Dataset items

::::

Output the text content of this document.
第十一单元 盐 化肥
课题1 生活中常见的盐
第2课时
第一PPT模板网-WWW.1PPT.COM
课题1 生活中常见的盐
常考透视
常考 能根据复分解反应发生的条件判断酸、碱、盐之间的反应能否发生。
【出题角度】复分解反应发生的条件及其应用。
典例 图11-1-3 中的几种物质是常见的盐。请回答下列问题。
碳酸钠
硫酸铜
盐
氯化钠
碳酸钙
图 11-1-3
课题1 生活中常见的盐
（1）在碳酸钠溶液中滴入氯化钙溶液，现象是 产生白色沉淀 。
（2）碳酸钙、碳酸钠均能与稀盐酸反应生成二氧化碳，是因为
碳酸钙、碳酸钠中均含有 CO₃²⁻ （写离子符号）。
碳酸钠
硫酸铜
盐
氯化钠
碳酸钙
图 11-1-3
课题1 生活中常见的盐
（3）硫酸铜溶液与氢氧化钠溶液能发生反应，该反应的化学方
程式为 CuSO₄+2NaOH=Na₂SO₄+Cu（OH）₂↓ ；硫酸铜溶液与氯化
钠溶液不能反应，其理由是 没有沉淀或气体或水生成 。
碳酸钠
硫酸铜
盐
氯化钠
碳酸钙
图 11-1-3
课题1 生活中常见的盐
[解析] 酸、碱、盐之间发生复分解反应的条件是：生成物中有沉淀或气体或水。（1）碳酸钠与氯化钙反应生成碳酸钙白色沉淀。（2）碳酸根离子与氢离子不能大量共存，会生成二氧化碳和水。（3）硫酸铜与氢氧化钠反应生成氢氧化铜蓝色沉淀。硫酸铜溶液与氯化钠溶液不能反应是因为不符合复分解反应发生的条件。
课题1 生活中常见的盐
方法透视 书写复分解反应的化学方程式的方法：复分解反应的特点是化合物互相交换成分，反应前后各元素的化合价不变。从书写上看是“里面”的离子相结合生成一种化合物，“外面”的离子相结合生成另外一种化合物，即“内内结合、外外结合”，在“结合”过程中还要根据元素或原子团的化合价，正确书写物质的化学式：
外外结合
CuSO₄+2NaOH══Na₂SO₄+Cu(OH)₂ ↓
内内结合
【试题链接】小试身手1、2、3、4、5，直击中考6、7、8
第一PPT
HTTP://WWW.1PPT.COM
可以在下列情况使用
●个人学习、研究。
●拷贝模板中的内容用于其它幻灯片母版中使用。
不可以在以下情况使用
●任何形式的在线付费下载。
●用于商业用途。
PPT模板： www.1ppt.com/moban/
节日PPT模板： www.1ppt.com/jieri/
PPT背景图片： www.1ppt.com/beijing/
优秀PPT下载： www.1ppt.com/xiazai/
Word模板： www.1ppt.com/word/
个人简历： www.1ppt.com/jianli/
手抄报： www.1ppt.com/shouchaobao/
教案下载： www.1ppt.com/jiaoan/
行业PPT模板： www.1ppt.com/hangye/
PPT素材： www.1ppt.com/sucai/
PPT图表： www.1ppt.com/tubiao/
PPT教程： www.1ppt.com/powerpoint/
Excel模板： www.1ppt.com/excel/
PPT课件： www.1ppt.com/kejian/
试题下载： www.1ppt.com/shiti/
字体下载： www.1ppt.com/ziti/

::::

> WORK TO COMPLETE:
Transcribe every entry exactly.

> THE SOLUTION:
Output the text content of this document.
第十一单元 盐 化肥
课题1 生活中常见的盐
第2课时
第一PPT模板网-WWW.1PPT.COM
课题1 生活中常见的盐
常考透视
常考 能根据复分解反应发生的条件判断酸、碱、盐之间的反应能否发生。
【出题角度】复分解反应发生的条件及其应用。
典例 图11-1-3 中的几种物质是常见的盐。请回答下列问题。
碳酸钠
硫酸铜
盐
氯化钠
碳酸钙
图 11-1-3
课题1 生活中常见的盐
（1）在碳酸钠溶液中滴入氯化钙溶液，现象是 产生白色沉淀 。
（2）碳酸钙、碳酸钠均能与稀盐酸反应生成二氧化碳，是因为
碳酸钙、碳酸钠中均含有 CO₃²⁻ （写离子符号）。
碳酸钠
硫酸铜
盐
氯化钠
碳酸钙
图 11-1-3
课题1 生活中常见的盐
（3）硫酸铜溶液与氢氧化钠溶液能发生反应，该反应的化学方
程式为 CuSO₄+2NaOH=Na₂SO₄+Cu（OH）₂↓ ；硫酸铜溶液与氯化
钠溶液不能反应，其理由是 没有沉淀或气体或水生成 。
碳酸钠
硫酸铜
盐
氯化钠
碳酸钙
图 11-1-3
课题1 生活中常见的盐
[解析] 酸、碱、盐之间发生复分解反应的条件是：生成物中有沉淀或气体或水。（1）碳酸钠与氯化钙反应生成碳酸钙白色沉淀。（2）碳酸根离子与氢离子不能大量共存，会生成二氧化碳和水。（3）硫酸铜与氢氧化钠反应生成氢氧化铜蓝色沉淀。硫酸铜溶液与氯化钠溶液不能反应是因为不符合复分解反应发生的条件。
课题1 生活中常见的盐
方法透视 书写复分解反应的化学方程式的方法：复分解反应的特点是化合物互相交换成分，反应前后各元素的化合价不变。从书写上看是“里面”的离子相结合生成一种化合物，“外面”的离子相结合生成另外一种化合物，即“内内结合、外外结合”，在“结合”过程中还要根据元素或原子团的化合价，正确书写物质的化学式：
外外结合
CuSO₄+2NaOH══Na₂SO₄+Cu(OH)₂ ↓
内内结合
【试题链接】小试身手1、2、3、4、5，直击中考6、7、8
第一PPT
HTTP://WWW.1PPT.COM
可以在下列情况使用
●个人学习、研究。
●拷贝模板中的内容用于其它幻灯片母版中使用。
不可以在以下情况使用
●任何形式的在线付费下载。
●用于商业用途。
PPT模板： www.1ppt.com/moban/
节日PPT模板： www.1ppt.com/jieri/
PPT背景图片： www.1ppt.com/beijing/
优秀PPT下载： www.1ppt.com/xiazai/
Word模板： www.1ppt.com/word/
个人简历： www.1ppt.com/jianli/
手抄报： www.1ppt.com/shouchaobao/
教案下载： www.1ppt.com/jiaoan/
行业PPT模板： www.1ppt.com/hangye/
PPT素材： www.1ppt.com/sucai/
PPT图表： www.1ppt.com/tubiao/
PPT教程： www.1ppt.com/powerpoint/
Excel模板： www.1ppt.com/excel/
PPT课件： www.1ppt.com/kejian/
试题下载： www.1ppt.com/shiti/
字体下载： www.1ppt.com/ziti/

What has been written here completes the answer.